WRITTEN INSTRUCTION
In full and without alteration, repeat the material.

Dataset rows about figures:
begin
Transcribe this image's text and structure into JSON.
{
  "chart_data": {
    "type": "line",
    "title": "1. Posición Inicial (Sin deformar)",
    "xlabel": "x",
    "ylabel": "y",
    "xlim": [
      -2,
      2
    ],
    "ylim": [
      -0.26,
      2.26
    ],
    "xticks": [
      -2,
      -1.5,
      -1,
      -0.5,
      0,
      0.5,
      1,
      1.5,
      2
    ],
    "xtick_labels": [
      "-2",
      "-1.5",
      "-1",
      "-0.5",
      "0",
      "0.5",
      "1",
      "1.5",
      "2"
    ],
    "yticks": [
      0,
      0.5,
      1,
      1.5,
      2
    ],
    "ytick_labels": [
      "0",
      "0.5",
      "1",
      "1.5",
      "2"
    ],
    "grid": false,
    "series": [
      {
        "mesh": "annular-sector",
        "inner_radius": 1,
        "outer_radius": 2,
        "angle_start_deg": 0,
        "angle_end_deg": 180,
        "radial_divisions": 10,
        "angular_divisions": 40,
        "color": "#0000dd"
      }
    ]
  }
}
end
SOLUTION
Transcribe this image's text and structure into JSON.
{
  "chart_data": {
    "type": "line",
    "title": "1. Posición Inicial (Sin deformar)",
    "xlabel": "x",
    "ylabel": "y",
    "xlim": [
      -2,
      2
    ],
    "ylim": [
      -0.26,
      2.26
    ],
    "xticks": [
      -2,
      -1.5,
      -1,
      -0.5,
      0,
      0.5,
      1,
      1.5,
      2
    ],
    "xtick_labels": [
      "-2",
      "-1.5",
      "-1",
      "-0.5",
      "0",
      "0.5",
      "1",
      "1.5",
      "2"
    ],
    "yticks": [
      0,
      0.5,
      1,
      1.5,
      2
    ],
    "ytick_labels": [
      "0",
      "0.5",
      "1",
      "1.5",
      "2"
    ],
    "grid": false,
    "series": [
      {
        "mesh": "annular-sector",
        "inner_radius": 1,
        "outer_radius": 2,
        "angle_start_deg": 0,
        "angle_end_deg": 180,
        "radial_divisions": 10,
        "angular_divisions": 40,
        "color": "#0000dd"
      }
    ]
  }
}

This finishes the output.